Data extract ::
= = = =

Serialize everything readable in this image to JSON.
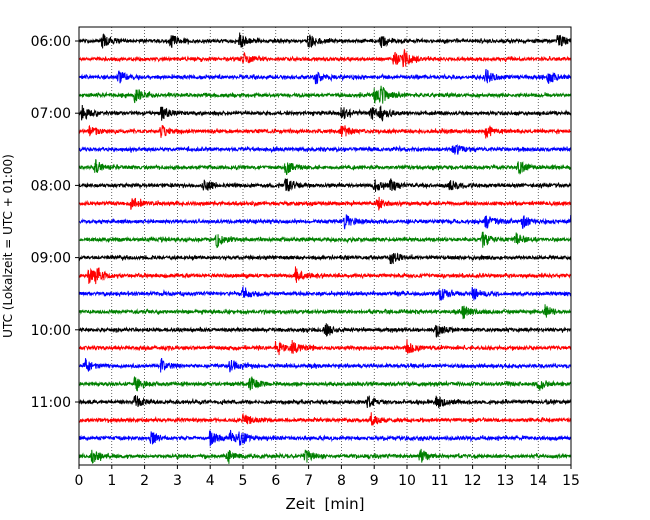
{
  "chart_data": {
    "type": "line",
    "chart_kind": "helicorder seismogram",
    "xlabel": "Zeit  [min]",
    "ylabel": "UTC (Lokalzeit = UTC + 01:00)",
    "x_ticks": [
      0,
      1,
      2,
      3,
      4,
      5,
      6,
      7,
      8,
      9,
      10,
      11,
      12,
      13,
      14,
      15
    ],
    "xlim": [
      0,
      15
    ],
    "y_tick_labels": [
      "06:00",
      "07:00",
      "08:00",
      "09:00",
      "10:00",
      "11:00"
    ],
    "trace_interval_min": 15,
    "traces_per_hour": 4,
    "trace_colors": [
      "#000000",
      "#ff0000",
      "#0000ff",
      "#008000"
    ],
    "grid": "vertical dotted lines at each minute",
    "traces": [
      {
        "start": "06:00",
        "events": [
          0.7,
          2.8,
          4.9,
          7.0,
          9.2,
          14.6
        ]
      },
      {
        "start": "06:15",
        "events": [
          5.0,
          9.6,
          9.9
        ]
      },
      {
        "start": "06:30",
        "events": [
          1.2,
          7.2,
          12.4,
          14.3
        ]
      },
      {
        "start": "06:45",
        "events": [
          1.7,
          9.0,
          9.2
        ]
      },
      {
        "start": "07:00",
        "events": [
          0.1,
          2.5,
          8.0,
          8.9,
          9.2
        ]
      },
      {
        "start": "07:15",
        "events": [
          0.3,
          2.5,
          8.0,
          12.4
        ]
      },
      {
        "start": "07:30",
        "events": [
          11.4
        ]
      },
      {
        "start": "07:45",
        "events": [
          0.5,
          6.3,
          13.4
        ]
      },
      {
        "start": "08:00",
        "events": [
          3.8,
          6.3,
          9.0,
          9.5,
          11.3
        ]
      },
      {
        "start": "08:15",
        "events": [
          1.6,
          9.1
        ]
      },
      {
        "start": "08:30",
        "events": [
          8.1,
          12.4,
          13.5,
          15.0
        ]
      },
      {
        "start": "08:45",
        "events": [
          4.2,
          12.3,
          13.3
        ]
      },
      {
        "start": "09:00",
        "events": [
          9.5
        ]
      },
      {
        "start": "09:15",
        "events": [
          0.3,
          0.5,
          6.6
        ]
      },
      {
        "start": "09:30",
        "events": [
          5.0,
          11.0,
          12.0
        ]
      },
      {
        "start": "09:45",
        "events": [
          11.7,
          14.2
        ]
      },
      {
        "start": "10:00",
        "events": [
          7.5,
          10.9
        ]
      },
      {
        "start": "10:15",
        "events": [
          6.0,
          6.5,
          10.0
        ]
      },
      {
        "start": "10:30",
        "events": [
          0.2,
          2.5,
          4.6
        ]
      },
      {
        "start": "10:45",
        "events": [
          1.7,
          5.2,
          14.0
        ]
      },
      {
        "start": "11:00",
        "events": [
          1.7,
          8.8,
          10.9
        ]
      },
      {
        "start": "11:15",
        "events": [
          5.0,
          8.9
        ]
      },
      {
        "start": "11:30",
        "events": [
          2.2,
          4.0,
          4.6,
          4.9
        ]
      },
      {
        "start": "11:45",
        "events": [
          0.4,
          4.5,
          6.9,
          10.4
        ]
      }
    ]
  }
}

= = = =

Requirement :: Apart from the pictures, the entries above are to be repeated in full and exactly.

Complete answer ::
Serialize everything readable in this image to JSON.
{
  "chart_data": {
    "type": "line",
    "chart_kind": "helicorder seismogram",
    "xlabel": "Zeit  [min]",
    "ylabel": "UTC (Lokalzeit = UTC + 01:00)",
    "x_ticks": [
      0,
      1,
      2,
      3,
      4,
      5,
      6,
      7,
      8,
      9,
      10,
      11,
      12,
      13,
      14,
      15
    ],
    "xlim": [
      0,
      15
    ],
    "y_tick_labels": [
      "06:00",
      "07:00",
      "08:00",
      "09:00",
      "10:00",
      "11:00"
    ],
    "trace_interval_min": 15,
    "traces_per_hour": 4,
    "trace_colors": [
      "#000000",
      "#ff0000",
      "#0000ff",
      "#008000"
    ],
    "grid": "vertical dotted lines at each minute",
    "traces": [
      {
        "start": "06:00",
        "events": [
          0.7,
          2.8,
          4.9,
          7.0,
          9.2,
          14.6
        ]
      },
      {
        "start": "06:15",
        "events": [
          5.0,
          9.6,
          9.9
        ]
      },
      {
        "start": "06:30",
        "events": [
          1.2,
          7.2,
          12.4,
          14.3
        ]
      },
      {
        "start": "06:45",
        "events": [
          1.7,
          9.0,
          9.2
        ]
      },
      {
        "start": "07:00",
        "events": [
          0.1,
          2.5,
          8.0,
          8.9,
          9.2
        ]
      },
      {
        "start": "07:15",
        "events": [
          0.3,
          2.5,
          8.0,
          12.4
        ]
      },
      {
        "start": "07:30",
        "events": [
          11.4
        ]
      },
      {
        "start": "07:45",
        "events": [
          0.5,
          6.3,
          13.4
        ]
      },
      {
        "start": "08:00",
        "events": [
          3.8,
          6.3,
          9.0,
          9.5,
          11.3
        ]
      },
      {
        "start": "08:15",
        "events": [
          1.6,
          9.1
        ]
      },
      {
        "start": "08:30",
        "events": [
          8.1,
          12.4,
          13.5,
          15.0
        ]
      },
      {
        "start": "08:45",
        "events": [
          4.2,
          12.3,
          13.3
        ]
      },
      {
        "start": "09:00",
        "events": [
          9.5
        ]
      },
      {
        "start": "09:15",
        "events": [
          0.3,
          0.5,
          6.6
        ]
      },
      {
        "start": "09:30",
        "events": [
          5.0,
          11.0,
          12.0
        ]
      },
      {
        "start": "09:45",
        "events": [
          11.7,
          14.2
        ]
      },
      {
        "start": "10:00",
        "events": [
          7.5,
          10.9
        ]
      },
      {
        "start": "10:15",
        "events": [
          6.0,
          6.5,
          10.0
        ]
      },
      {
        "start": "10:30",
        "events": [
          0.2,
          2.5,
          4.6
        ]
      },
      {
        "start": "10:45",
        "events": [
          1.7,
          5.2,
          14.0
        ]
      },
      {
        "start": "11:00",
        "events": [
          1.7,
          8.8,
          10.9
        ]
      },
      {
        "start": "11:15",
        "events": [
          5.0,
          8.9
        ]
      },
      {
        "start": "11:30",
        "events": [
          2.2,
          4.0,
          4.6,
          4.9
        ]
      },
      {
        "start": "11:45",
        "events": [
          0.4,
          4.5,
          6.9,
          10.4
        ]
      }
    ]
  }
}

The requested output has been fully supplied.